Information given
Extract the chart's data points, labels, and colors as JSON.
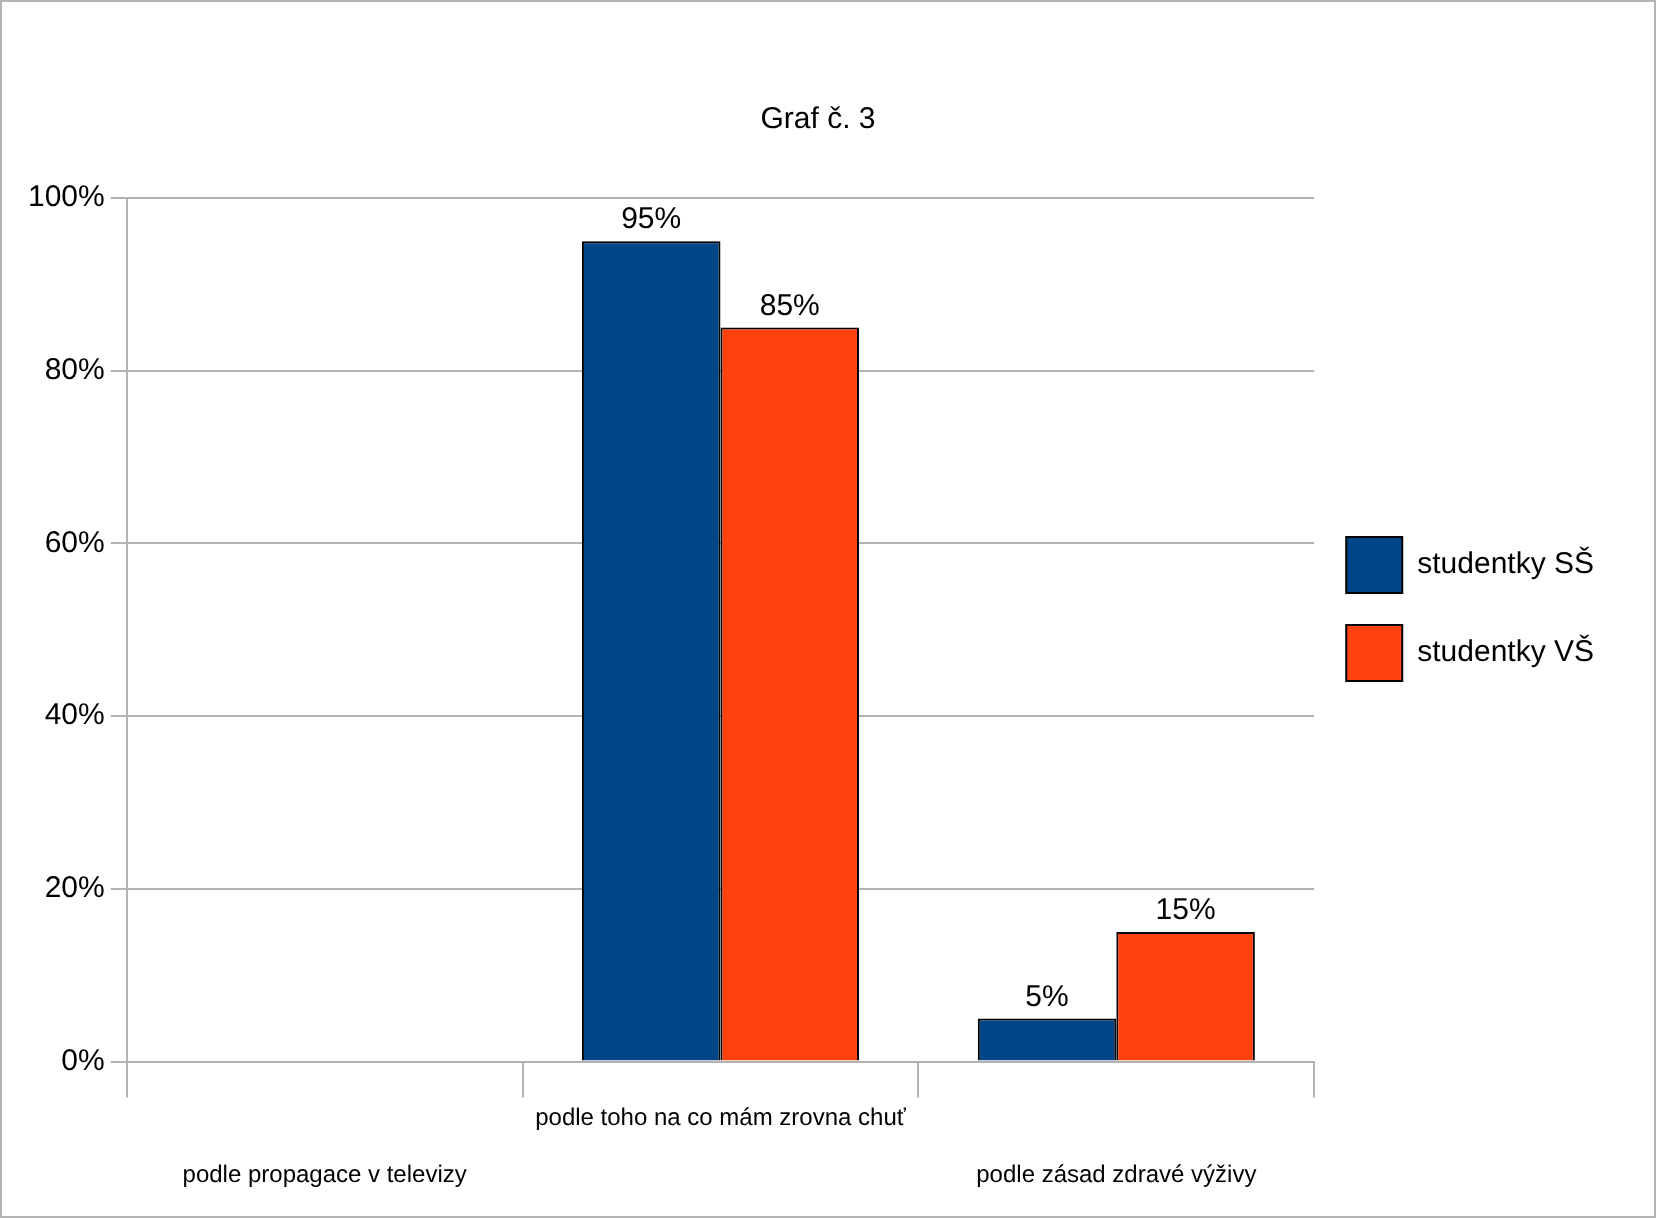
{
  "chart_data": {
    "type": "bar",
    "title": "Graf č. 3",
    "categories": [
      "podle propagace v televizy",
      "podle toho na co mám zrovna chuť",
      "podle zásad zdravé výživy"
    ],
    "series": [
      {
        "name": "studentky SŠ",
        "color": "#004586",
        "values": [
          null,
          95,
          5
        ],
        "value_labels": [
          null,
          "95%",
          "5%"
        ]
      },
      {
        "name": "studentky VŠ",
        "color": "#ff420e",
        "values": [
          null,
          85,
          15
        ],
        "value_labels": [
          null,
          "85%",
          "15%"
        ]
      }
    ],
    "ylim": [
      0,
      100
    ],
    "yticks": [
      {
        "value": 0,
        "label": "0%"
      },
      {
        "value": 20,
        "label": "20%"
      },
      {
        "value": 40,
        "label": "40%"
      },
      {
        "value": 60,
        "label": "60%"
      },
      {
        "value": 80,
        "label": "80%"
      },
      {
        "value": 100,
        "label": "100%"
      }
    ],
    "grid": "y",
    "legend": "right"
  }
}
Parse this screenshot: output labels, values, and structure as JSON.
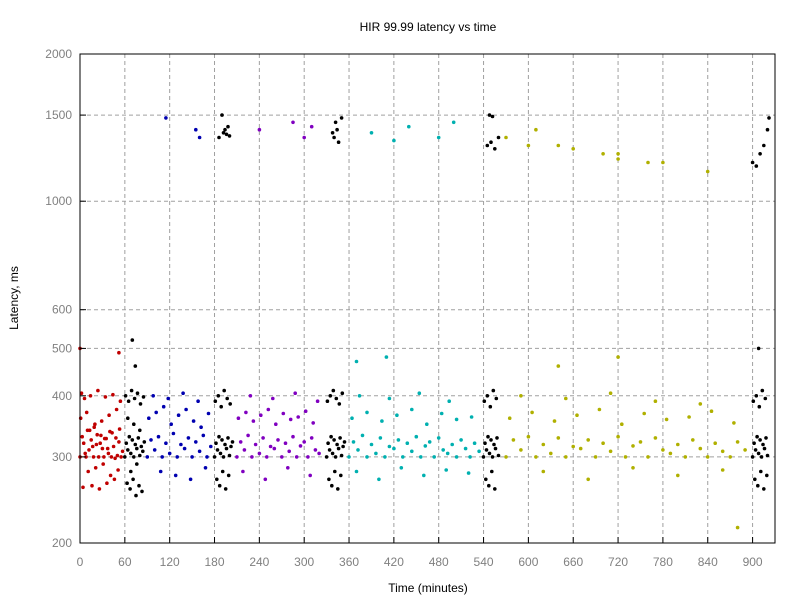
{
  "chart_data": {
    "type": "scatter",
    "title": "HIR 99.99 latency vs time",
    "xlabel": "Time (minutes)",
    "ylabel": "Latency, ms",
    "xlim": [
      0,
      930
    ],
    "ylim": [
      200,
      2000
    ],
    "y_scale": "log",
    "grid": true,
    "xticks": [
      0,
      60,
      120,
      180,
      240,
      300,
      360,
      420,
      480,
      540,
      600,
      660,
      720,
      780,
      840,
      900
    ],
    "xtick_labels": [
      "0",
      "60",
      "120",
      "180",
      "240",
      "300",
      "360",
      "420",
      "480",
      "540",
      "600",
      "660",
      "720",
      "780",
      "840",
      "900"
    ],
    "yticks": [
      200,
      300,
      400,
      500,
      600,
      1000,
      1500,
      2000
    ],
    "ytick_labels": [
      "200",
      "300",
      "400",
      "500",
      "600",
      "1000",
      "1500",
      "2000"
    ],
    "series": [
      {
        "color": "#c00000",
        "x": [
          0,
          3,
          5,
          8,
          10,
          12,
          15,
          18,
          20,
          22,
          25,
          28,
          30,
          32,
          35,
          38,
          40,
          42,
          45,
          48,
          50,
          52,
          55,
          2,
          6,
          14,
          24,
          34,
          44,
          54,
          4,
          16,
          26,
          36,
          46,
          1,
          9,
          19,
          29,
          39,
          49,
          11,
          21,
          31,
          41,
          51,
          7,
          17,
          27,
          37,
          47,
          57,
          13,
          23,
          33,
          43,
          53,
          0,
          52
        ],
        "y": [
          300,
          330,
          320,
          300,
          340,
          310,
          325,
          300,
          350,
          318,
          300,
          332,
          312,
          300,
          327,
          305,
          338,
          300,
          315,
          328,
          302,
          322,
          300,
          405,
          395,
          400,
          410,
          398,
          402,
          390,
          260,
          262,
          258,
          265,
          270,
          360,
          370,
          345,
          355,
          365,
          375,
          280,
          285,
          290,
          275,
          282,
          305,
          315,
          320,
          312,
          298,
          308,
          340,
          333,
          327,
          336,
          342,
          500,
          490
        ]
      },
      {
        "color": "#000000",
        "x": [
          60,
          62,
          64,
          66,
          68,
          70,
          72,
          74,
          76,
          78,
          80,
          82,
          84,
          86,
          61,
          65,
          69,
          73,
          77,
          81,
          85,
          63,
          67,
          71,
          75,
          79,
          83,
          64,
          72,
          80,
          68,
          76,
          70,
          74
        ],
        "y": [
          300,
          320,
          310,
          330,
          305,
          325,
          300,
          318,
          312,
          328,
          302,
          315,
          308,
          322,
          400,
          390,
          410,
          395,
          405,
          385,
          398,
          265,
          258,
          270,
          250,
          262,
          255,
          360,
          350,
          340,
          280,
          290,
          520,
          460
        ]
      },
      {
        "color": "#0000b0",
        "x": [
          90,
          95,
          100,
          105,
          110,
          115,
          120,
          125,
          130,
          135,
          140,
          145,
          150,
          155,
          160,
          165,
          170,
          175,
          92,
          102,
          112,
          122,
          132,
          142,
          152,
          162,
          172,
          98,
          118,
          138,
          158,
          108,
          128,
          148,
          168,
          115,
          155,
          160
        ],
        "y": [
          300,
          325,
          310,
          330,
          300,
          320,
          305,
          335,
          300,
          318,
          312,
          328,
          300,
          322,
          308,
          332,
          300,
          315,
          360,
          370,
          380,
          350,
          365,
          375,
          355,
          345,
          368,
          400,
          395,
          405,
          390,
          280,
          275,
          270,
          285,
          1480,
          1400,
          1350
        ]
      },
      {
        "color": "#000000",
        "x": [
          180,
          182,
          184,
          186,
          188,
          190,
          192,
          194,
          196,
          198,
          200,
          202,
          204,
          181,
          185,
          189,
          193,
          197,
          201,
          183,
          187,
          191,
          195,
          199,
          186,
          194,
          192,
          196,
          190,
          198,
          200
        ],
        "y": [
          300,
          320,
          310,
          330,
          305,
          325,
          300,
          318,
          312,
          328,
          302,
          315,
          322,
          390,
          400,
          380,
          410,
          395,
          385,
          270,
          262,
          280,
          258,
          275,
          1350,
          1400,
          1380,
          1370,
          1500,
          1420,
          1360
        ]
      },
      {
        "color": "#8000c0",
        "x": [
          210,
          215,
          220,
          225,
          230,
          235,
          240,
          245,
          250,
          255,
          260,
          265,
          270,
          275,
          280,
          285,
          290,
          295,
          300,
          305,
          310,
          315,
          320,
          212,
          222,
          232,
          242,
          252,
          262,
          272,
          282,
          292,
          302,
          312,
          228,
          258,
          288,
          318,
          218,
          248,
          278,
          308,
          240,
          285,
          300,
          310
        ],
        "y": [
          300,
          322,
          310,
          332,
          300,
          318,
          305,
          328,
          300,
          315,
          312,
          325,
          300,
          320,
          308,
          330,
          300,
          316,
          322,
          300,
          328,
          310,
          305,
          360,
          370,
          355,
          365,
          375,
          350,
          368,
          358,
          362,
          372,
          352,
          400,
          395,
          405,
          390,
          280,
          270,
          285,
          275,
          1400,
          1450,
          1350,
          1420
        ]
      },
      {
        "color": "#000000",
        "x": [
          330,
          332,
          334,
          336,
          338,
          340,
          342,
          344,
          346,
          348,
          350,
          352,
          354,
          331,
          335,
          339,
          343,
          347,
          351,
          333,
          337,
          341,
          345,
          349,
          340,
          344,
          338,
          342,
          346,
          350
        ],
        "y": [
          300,
          320,
          310,
          330,
          305,
          325,
          300,
          318,
          312,
          328,
          302,
          315,
          322,
          390,
          400,
          410,
          395,
          385,
          405,
          270,
          262,
          280,
          258,
          275,
          1350,
          1400,
          1380,
          1450,
          1320,
          1480
        ]
      },
      {
        "color": "#00b0b0",
        "x": [
          360,
          366,
          372,
          378,
          384,
          390,
          396,
          402,
          408,
          414,
          420,
          426,
          432,
          438,
          444,
          450,
          456,
          462,
          468,
          474,
          480,
          486,
          492,
          498,
          504,
          510,
          516,
          522,
          528,
          534,
          364,
          384,
          404,
          424,
          444,
          464,
          484,
          504,
          524,
          374,
          414,
          454,
          494,
          370,
          400,
          430,
          460,
          490,
          520,
          440,
          480,
          500,
          390,
          420,
          370,
          410
        ],
        "y": [
          300,
          322,
          310,
          332,
          300,
          318,
          305,
          328,
          300,
          315,
          312,
          325,
          300,
          320,
          308,
          330,
          300,
          316,
          322,
          300,
          328,
          310,
          305,
          318,
          300,
          325,
          312,
          300,
          320,
          308,
          360,
          370,
          355,
          365,
          375,
          350,
          368,
          358,
          362,
          400,
          395,
          405,
          390,
          280,
          270,
          285,
          275,
          282,
          278,
          1420,
          1350,
          1450,
          1380,
          1330,
          470,
          480
        ]
      },
      {
        "color": "#000000",
        "x": [
          540,
          542,
          544,
          546,
          548,
          550,
          552,
          554,
          556,
          558,
          560,
          541,
          545,
          549,
          553,
          557,
          543,
          547,
          551,
          555,
          545,
          550,
          555,
          560,
          548,
          552
        ],
        "y": [
          300,
          320,
          310,
          330,
          305,
          325,
          300,
          318,
          312,
          328,
          302,
          390,
          400,
          380,
          410,
          395,
          270,
          262,
          280,
          258,
          1300,
          1320,
          1280,
          1350,
          1500,
          1490
        ]
      },
      {
        "color": "#b0b000",
        "x": [
          570,
          580,
          590,
          600,
          610,
          620,
          630,
          640,
          650,
          660,
          670,
          680,
          690,
          700,
          710,
          720,
          730,
          740,
          750,
          760,
          770,
          780,
          790,
          800,
          810,
          820,
          830,
          840,
          850,
          860,
          870,
          880,
          890,
          575,
          605,
          635,
          665,
          695,
          725,
          755,
          785,
          815,
          845,
          875,
          590,
          650,
          710,
          770,
          830,
          620,
          680,
          740,
          800,
          860,
          600,
          660,
          720,
          780,
          840,
          570,
          610,
          640,
          700,
          760,
          880,
          720,
          640,
          720
        ],
        "y": [
          300,
          325,
          310,
          330,
          300,
          318,
          305,
          328,
          300,
          315,
          312,
          325,
          300,
          320,
          308,
          330,
          300,
          316,
          322,
          300,
          328,
          310,
          305,
          318,
          300,
          325,
          312,
          300,
          320,
          308,
          300,
          322,
          310,
          360,
          370,
          355,
          365,
          375,
          350,
          368,
          358,
          362,
          372,
          352,
          400,
          395,
          405,
          390,
          385,
          280,
          270,
          285,
          275,
          282,
          1300,
          1280,
          1250,
          1200,
          1150,
          1350,
          1400,
          1300,
          1250,
          1200,
          215,
          1220,
          460,
          480
        ]
      },
      {
        "color": "#000000",
        "x": [
          900,
          902,
          904,
          906,
          908,
          910,
          912,
          914,
          916,
          918,
          920,
          901,
          905,
          909,
          913,
          917,
          903,
          907,
          911,
          915,
          919,
          900,
          905,
          910,
          915,
          920,
          922,
          908
        ],
        "y": [
          300,
          320,
          310,
          330,
          305,
          325,
          300,
          318,
          312,
          328,
          302,
          390,
          400,
          380,
          410,
          395,
          270,
          262,
          280,
          258,
          275,
          1200,
          1180,
          1250,
          1300,
          1400,
          1480,
          500
        ]
      }
    ]
  }
}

Given task
Leave out every line without the string "name" and copy the rest.

Exercise result
        "name": "studentky SŠ",
        "name": "studentky VŠ",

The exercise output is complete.